• THE TASK
Within the listing below, locate all lines containing the word "index". Copy each one.

# START OF INPUT FOR THIS TASK

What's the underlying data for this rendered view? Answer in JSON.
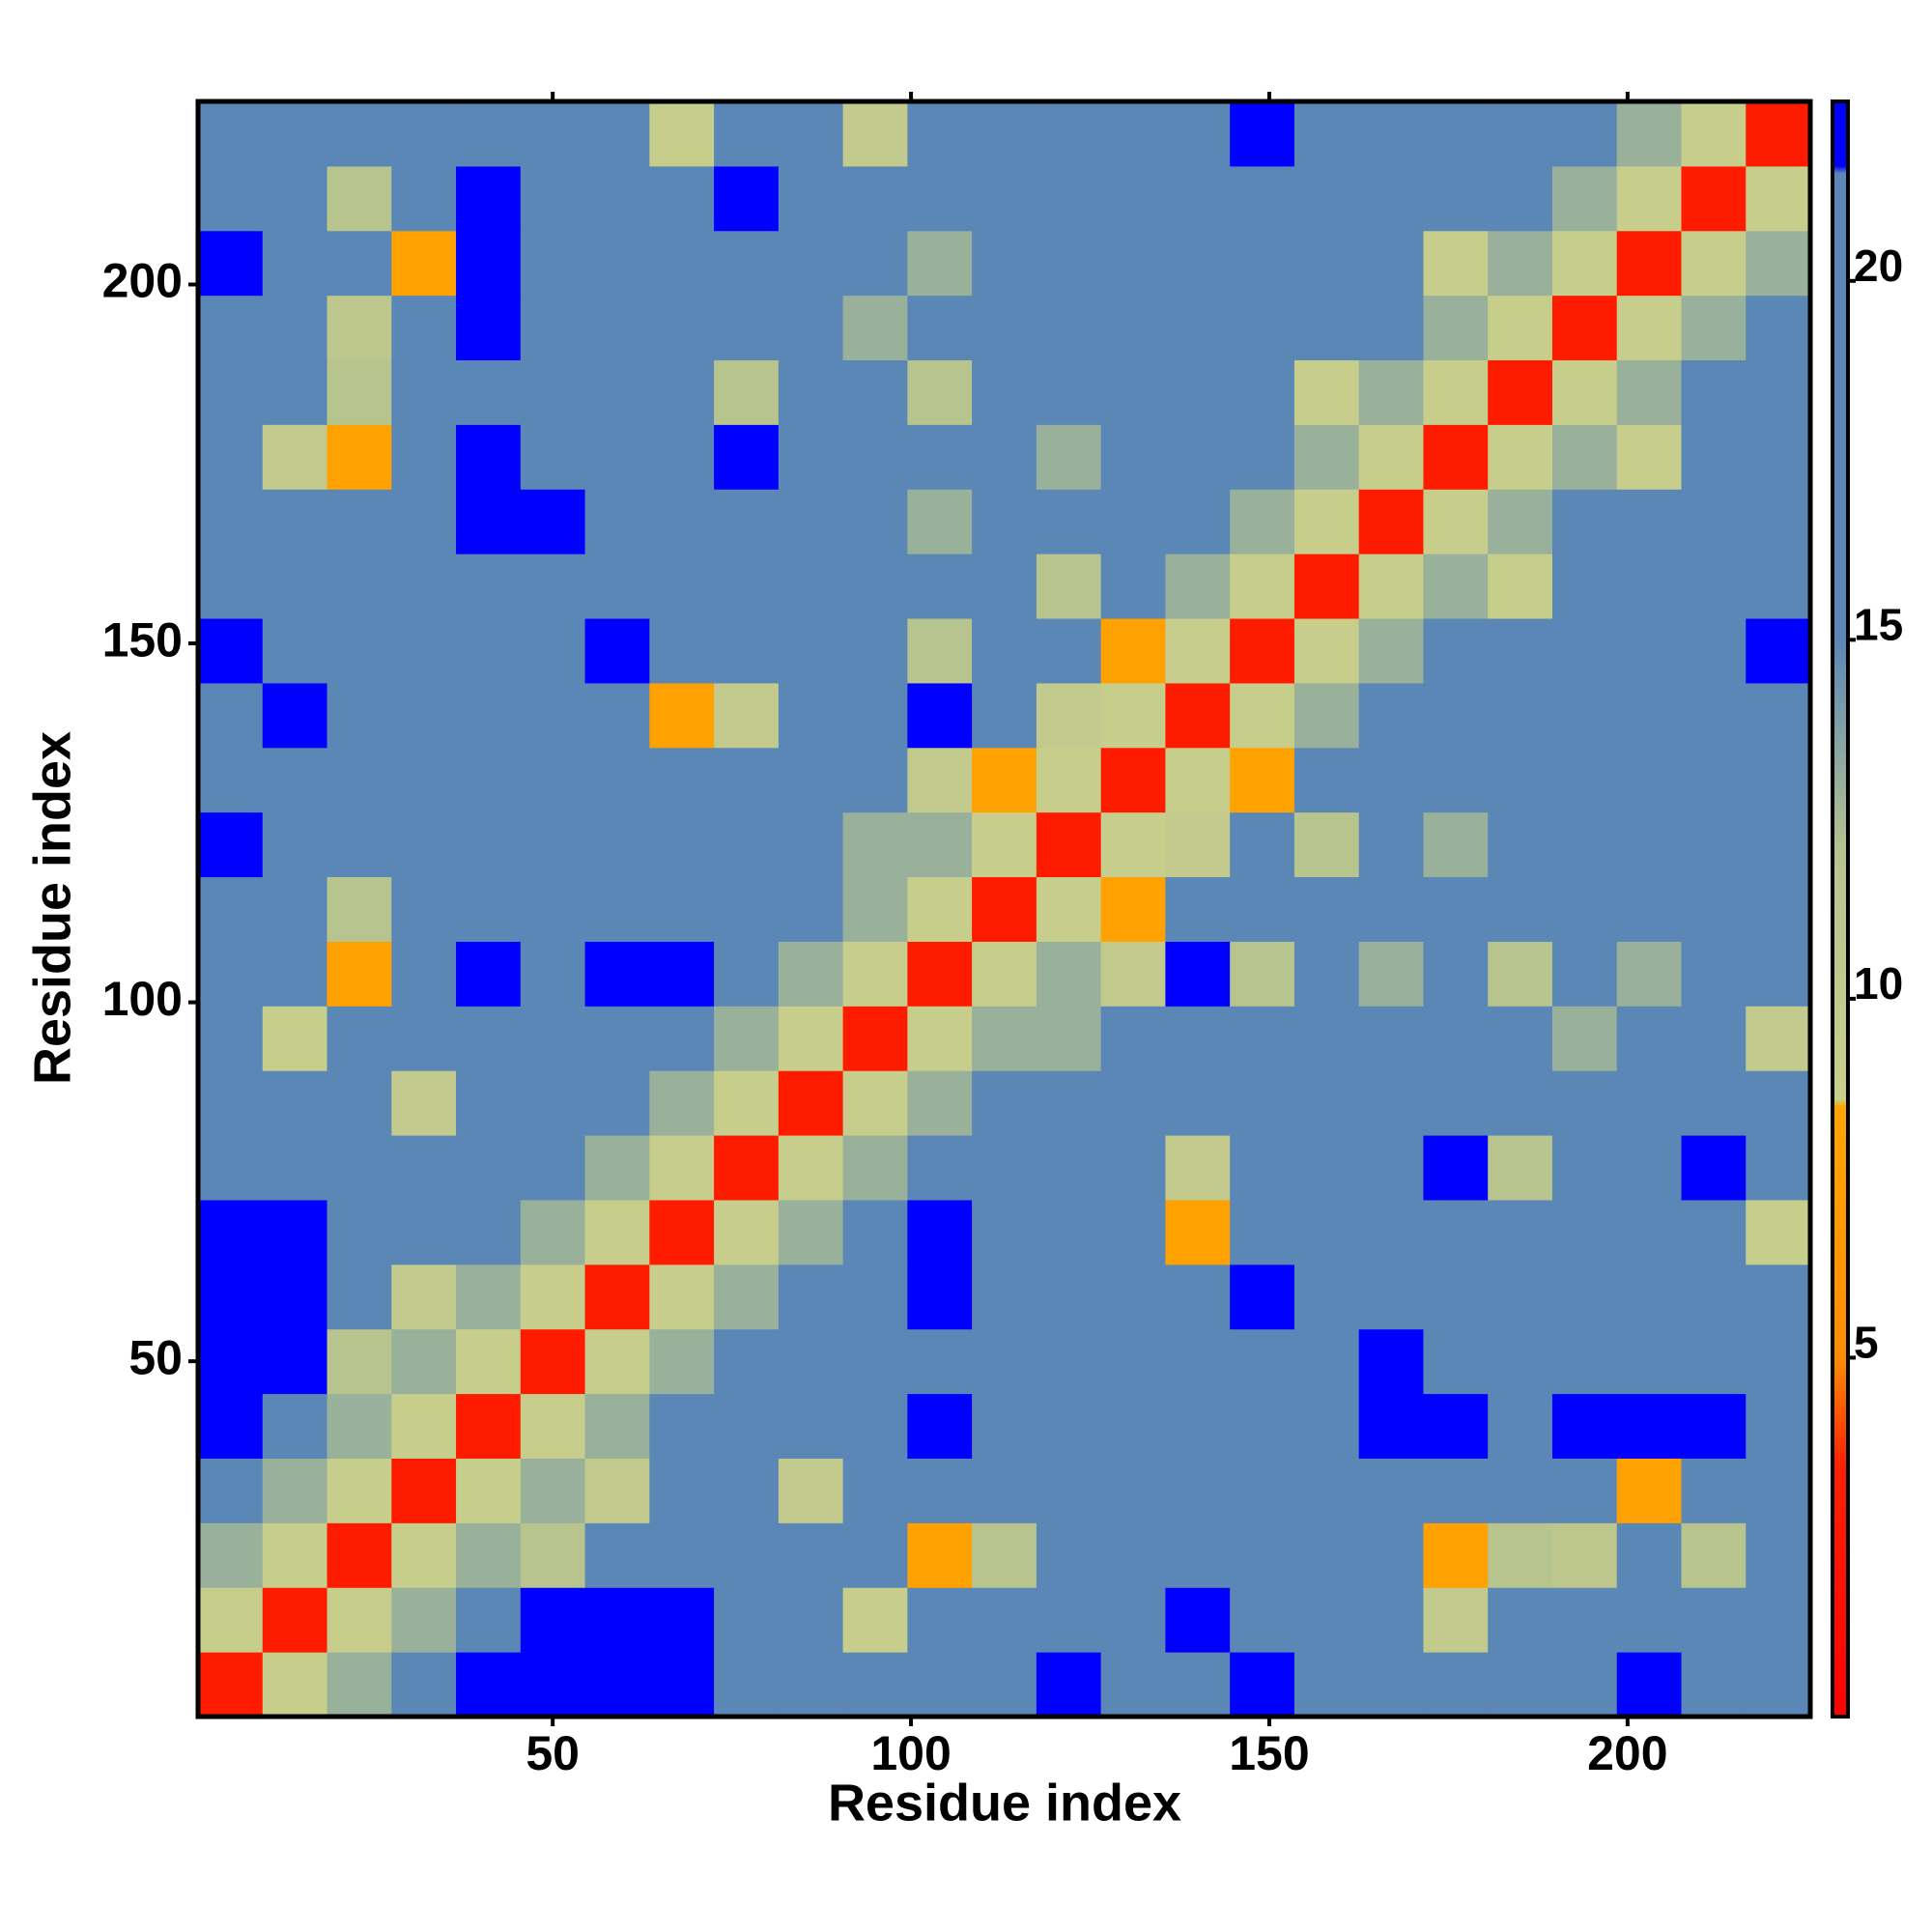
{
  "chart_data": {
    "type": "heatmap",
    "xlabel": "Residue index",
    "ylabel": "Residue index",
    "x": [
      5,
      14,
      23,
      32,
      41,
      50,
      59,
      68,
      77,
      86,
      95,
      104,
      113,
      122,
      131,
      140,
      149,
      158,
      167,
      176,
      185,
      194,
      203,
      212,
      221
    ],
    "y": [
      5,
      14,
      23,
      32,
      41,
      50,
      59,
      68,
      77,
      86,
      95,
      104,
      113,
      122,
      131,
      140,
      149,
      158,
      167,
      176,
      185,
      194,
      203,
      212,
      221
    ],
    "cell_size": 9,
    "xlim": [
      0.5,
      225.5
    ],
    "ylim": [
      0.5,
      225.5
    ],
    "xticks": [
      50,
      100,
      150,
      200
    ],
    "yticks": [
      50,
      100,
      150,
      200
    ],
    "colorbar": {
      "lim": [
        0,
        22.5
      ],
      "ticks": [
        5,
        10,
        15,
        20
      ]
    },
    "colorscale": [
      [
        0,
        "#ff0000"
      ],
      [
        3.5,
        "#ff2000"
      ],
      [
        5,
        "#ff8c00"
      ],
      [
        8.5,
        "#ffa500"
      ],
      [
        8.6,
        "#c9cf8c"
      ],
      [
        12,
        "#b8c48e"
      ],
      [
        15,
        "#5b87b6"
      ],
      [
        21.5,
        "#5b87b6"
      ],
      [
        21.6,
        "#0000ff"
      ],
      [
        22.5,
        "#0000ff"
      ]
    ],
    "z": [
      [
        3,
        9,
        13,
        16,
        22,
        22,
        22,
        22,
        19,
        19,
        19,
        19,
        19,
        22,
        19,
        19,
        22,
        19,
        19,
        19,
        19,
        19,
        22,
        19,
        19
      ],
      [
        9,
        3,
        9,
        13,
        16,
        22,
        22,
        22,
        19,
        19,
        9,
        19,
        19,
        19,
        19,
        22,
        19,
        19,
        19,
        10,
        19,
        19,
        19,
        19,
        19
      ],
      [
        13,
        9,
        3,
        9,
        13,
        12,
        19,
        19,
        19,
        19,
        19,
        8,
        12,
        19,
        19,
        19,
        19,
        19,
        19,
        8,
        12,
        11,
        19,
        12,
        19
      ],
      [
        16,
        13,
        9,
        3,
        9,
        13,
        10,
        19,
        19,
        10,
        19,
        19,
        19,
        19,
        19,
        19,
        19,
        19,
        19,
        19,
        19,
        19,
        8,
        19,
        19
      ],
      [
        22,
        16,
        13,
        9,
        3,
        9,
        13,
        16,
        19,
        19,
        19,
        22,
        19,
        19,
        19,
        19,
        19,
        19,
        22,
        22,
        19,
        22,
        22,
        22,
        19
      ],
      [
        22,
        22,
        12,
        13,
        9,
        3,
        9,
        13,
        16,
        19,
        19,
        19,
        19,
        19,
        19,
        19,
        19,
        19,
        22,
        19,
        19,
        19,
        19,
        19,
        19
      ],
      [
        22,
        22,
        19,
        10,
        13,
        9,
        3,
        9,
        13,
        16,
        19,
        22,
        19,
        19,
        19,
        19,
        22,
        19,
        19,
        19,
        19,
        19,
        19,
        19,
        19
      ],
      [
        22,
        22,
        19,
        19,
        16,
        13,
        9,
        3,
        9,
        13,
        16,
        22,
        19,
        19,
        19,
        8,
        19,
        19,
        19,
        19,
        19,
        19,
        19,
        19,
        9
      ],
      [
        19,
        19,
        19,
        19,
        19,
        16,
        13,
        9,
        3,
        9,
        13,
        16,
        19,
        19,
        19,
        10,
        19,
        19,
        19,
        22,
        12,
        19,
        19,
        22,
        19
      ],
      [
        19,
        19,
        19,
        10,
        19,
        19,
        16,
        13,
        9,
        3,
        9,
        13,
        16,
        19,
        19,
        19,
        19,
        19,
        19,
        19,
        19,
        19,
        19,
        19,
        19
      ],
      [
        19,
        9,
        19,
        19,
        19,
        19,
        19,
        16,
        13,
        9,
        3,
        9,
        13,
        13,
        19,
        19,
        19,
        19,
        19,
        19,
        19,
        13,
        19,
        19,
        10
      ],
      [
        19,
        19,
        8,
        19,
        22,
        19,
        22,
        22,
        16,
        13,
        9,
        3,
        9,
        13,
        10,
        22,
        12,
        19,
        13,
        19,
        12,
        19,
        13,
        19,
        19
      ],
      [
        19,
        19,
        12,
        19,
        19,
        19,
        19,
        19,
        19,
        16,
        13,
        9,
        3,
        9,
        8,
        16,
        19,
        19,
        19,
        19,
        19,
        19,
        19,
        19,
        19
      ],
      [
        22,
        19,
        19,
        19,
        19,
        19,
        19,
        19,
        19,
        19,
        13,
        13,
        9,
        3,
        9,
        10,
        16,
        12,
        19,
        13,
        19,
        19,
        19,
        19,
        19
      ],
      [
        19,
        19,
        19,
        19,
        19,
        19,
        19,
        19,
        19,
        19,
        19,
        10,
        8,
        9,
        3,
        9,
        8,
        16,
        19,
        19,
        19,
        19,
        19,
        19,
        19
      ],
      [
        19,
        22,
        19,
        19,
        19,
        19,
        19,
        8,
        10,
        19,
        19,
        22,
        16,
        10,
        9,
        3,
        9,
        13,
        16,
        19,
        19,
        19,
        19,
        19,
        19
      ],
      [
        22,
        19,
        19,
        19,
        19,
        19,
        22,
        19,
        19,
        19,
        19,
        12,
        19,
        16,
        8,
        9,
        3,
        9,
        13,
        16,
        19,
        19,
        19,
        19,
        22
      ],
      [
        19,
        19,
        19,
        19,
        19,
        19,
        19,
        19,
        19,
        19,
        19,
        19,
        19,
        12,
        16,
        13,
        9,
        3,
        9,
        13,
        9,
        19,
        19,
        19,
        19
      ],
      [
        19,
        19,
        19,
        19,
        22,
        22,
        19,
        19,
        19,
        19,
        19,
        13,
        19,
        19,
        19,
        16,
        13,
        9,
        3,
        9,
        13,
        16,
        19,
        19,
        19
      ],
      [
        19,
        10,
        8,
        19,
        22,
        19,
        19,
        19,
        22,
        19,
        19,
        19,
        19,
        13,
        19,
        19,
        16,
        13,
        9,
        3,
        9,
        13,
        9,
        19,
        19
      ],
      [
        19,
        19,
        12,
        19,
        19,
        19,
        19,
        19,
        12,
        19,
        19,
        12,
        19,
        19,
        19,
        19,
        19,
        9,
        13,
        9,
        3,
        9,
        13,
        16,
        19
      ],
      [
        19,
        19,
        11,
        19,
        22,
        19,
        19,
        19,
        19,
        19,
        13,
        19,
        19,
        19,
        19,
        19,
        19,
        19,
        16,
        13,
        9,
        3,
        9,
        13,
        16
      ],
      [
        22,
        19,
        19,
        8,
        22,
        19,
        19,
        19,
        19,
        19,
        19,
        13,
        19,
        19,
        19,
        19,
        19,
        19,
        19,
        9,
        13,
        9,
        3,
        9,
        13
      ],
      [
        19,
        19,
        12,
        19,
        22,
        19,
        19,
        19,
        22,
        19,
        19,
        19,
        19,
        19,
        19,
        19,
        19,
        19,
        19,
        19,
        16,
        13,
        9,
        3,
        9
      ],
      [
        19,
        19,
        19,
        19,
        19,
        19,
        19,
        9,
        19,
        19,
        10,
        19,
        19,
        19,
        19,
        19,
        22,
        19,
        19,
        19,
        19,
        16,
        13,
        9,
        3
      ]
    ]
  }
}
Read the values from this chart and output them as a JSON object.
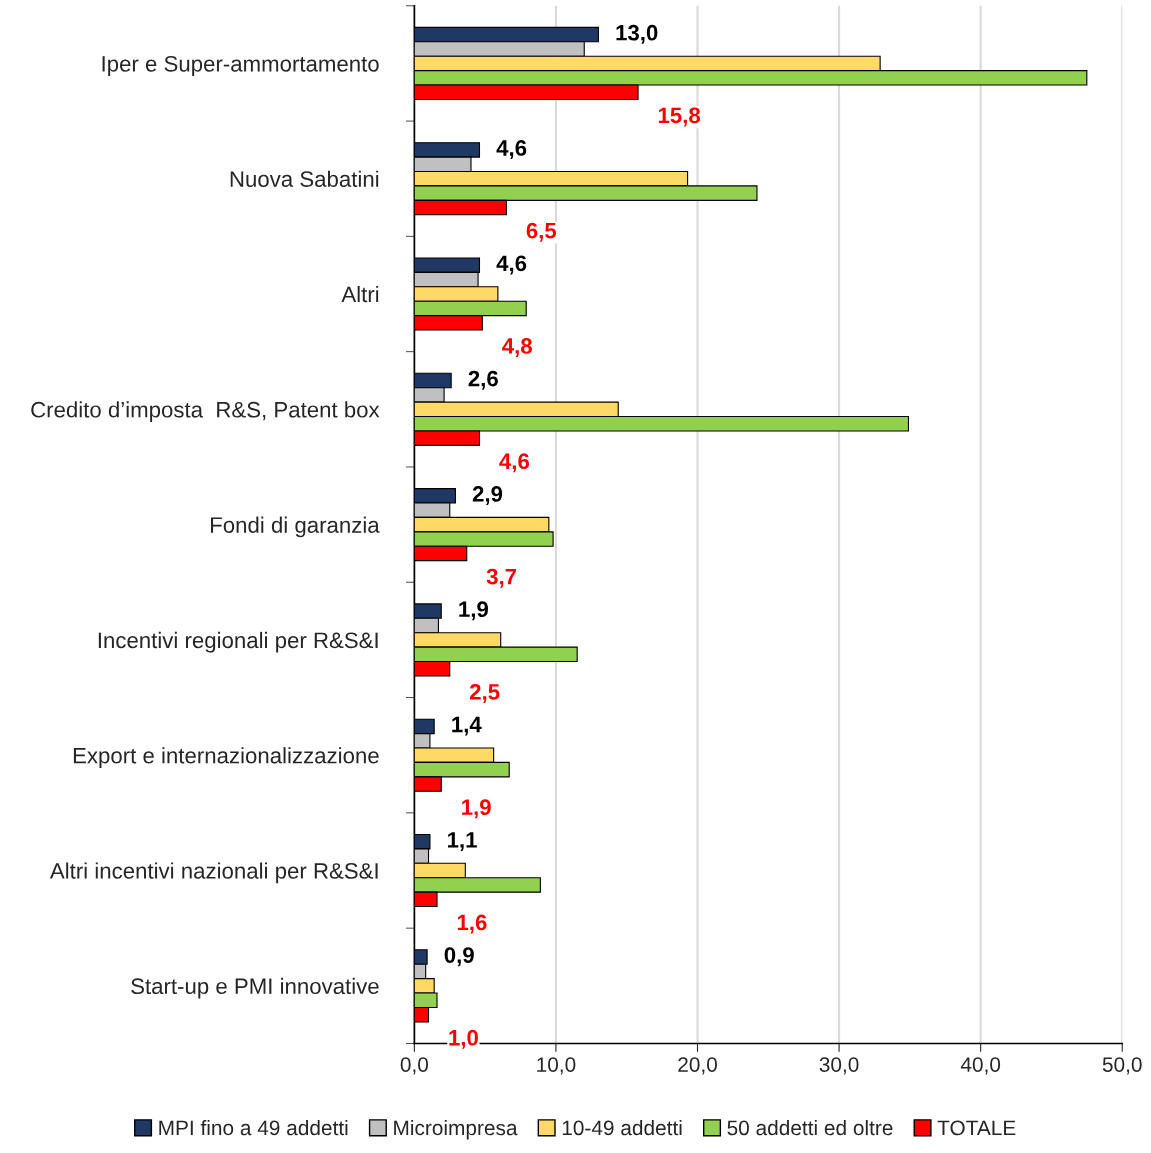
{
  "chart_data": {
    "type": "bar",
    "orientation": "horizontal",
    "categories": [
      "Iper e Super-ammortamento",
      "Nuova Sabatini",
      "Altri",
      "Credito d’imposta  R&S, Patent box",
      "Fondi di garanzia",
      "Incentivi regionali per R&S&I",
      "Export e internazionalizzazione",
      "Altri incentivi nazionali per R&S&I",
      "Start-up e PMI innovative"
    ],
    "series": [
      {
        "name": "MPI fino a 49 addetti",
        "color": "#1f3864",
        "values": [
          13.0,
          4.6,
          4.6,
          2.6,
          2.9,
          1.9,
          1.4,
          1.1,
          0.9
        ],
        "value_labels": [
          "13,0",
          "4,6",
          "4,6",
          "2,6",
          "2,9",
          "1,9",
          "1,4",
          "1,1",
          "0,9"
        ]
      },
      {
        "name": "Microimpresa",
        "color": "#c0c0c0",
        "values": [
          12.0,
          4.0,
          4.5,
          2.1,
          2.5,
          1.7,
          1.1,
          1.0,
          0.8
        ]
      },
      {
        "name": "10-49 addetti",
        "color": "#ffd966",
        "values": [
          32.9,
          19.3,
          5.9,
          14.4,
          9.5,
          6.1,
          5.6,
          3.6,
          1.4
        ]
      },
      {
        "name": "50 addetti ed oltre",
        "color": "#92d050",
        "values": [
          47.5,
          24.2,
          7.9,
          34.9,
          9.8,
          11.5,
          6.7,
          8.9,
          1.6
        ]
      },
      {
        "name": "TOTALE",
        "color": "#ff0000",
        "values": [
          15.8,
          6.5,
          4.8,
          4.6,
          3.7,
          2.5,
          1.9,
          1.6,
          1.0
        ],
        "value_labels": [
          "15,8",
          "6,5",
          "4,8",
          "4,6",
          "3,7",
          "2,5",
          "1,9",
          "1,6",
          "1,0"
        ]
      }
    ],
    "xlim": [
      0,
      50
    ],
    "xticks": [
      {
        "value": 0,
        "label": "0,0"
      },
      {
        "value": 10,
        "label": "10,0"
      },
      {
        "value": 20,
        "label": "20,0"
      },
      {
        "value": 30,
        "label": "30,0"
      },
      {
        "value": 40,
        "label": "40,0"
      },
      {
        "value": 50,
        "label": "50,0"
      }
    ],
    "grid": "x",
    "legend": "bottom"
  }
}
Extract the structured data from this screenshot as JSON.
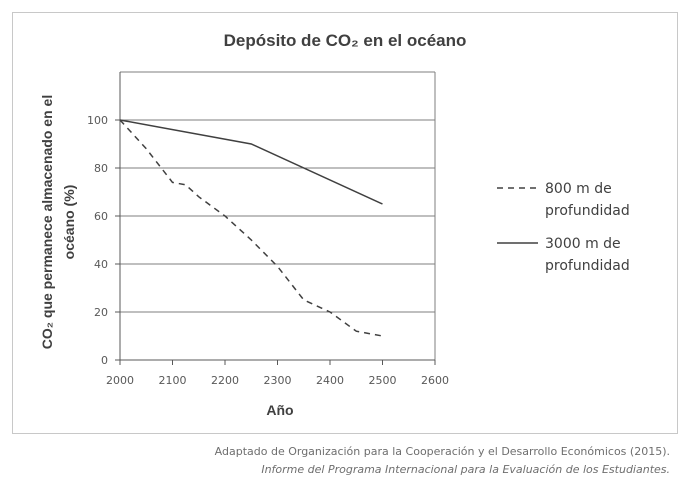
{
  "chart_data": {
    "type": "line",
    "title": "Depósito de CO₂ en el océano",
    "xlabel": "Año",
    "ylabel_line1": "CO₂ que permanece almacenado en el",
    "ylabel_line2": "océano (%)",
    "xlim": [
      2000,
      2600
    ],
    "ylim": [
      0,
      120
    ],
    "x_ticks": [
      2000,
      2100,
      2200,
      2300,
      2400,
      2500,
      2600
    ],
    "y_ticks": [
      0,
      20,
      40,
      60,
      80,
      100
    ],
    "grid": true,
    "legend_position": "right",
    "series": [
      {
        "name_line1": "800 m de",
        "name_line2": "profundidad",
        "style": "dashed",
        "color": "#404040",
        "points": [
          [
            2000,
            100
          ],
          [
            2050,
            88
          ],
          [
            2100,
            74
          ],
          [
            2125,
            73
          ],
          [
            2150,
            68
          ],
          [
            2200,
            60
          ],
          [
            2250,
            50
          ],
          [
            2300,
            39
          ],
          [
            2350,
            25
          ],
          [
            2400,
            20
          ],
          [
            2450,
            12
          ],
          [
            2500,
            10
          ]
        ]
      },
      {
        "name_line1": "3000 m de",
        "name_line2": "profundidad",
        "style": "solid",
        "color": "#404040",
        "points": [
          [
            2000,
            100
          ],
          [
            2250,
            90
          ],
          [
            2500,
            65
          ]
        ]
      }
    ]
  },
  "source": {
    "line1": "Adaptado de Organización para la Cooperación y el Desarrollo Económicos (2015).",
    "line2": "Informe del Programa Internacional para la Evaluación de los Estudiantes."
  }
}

# END OF INPUT FOR THIS TASK

• TASK OUTPUT
    "xlabel": "Residue index",
    "ylabel": "Residue index",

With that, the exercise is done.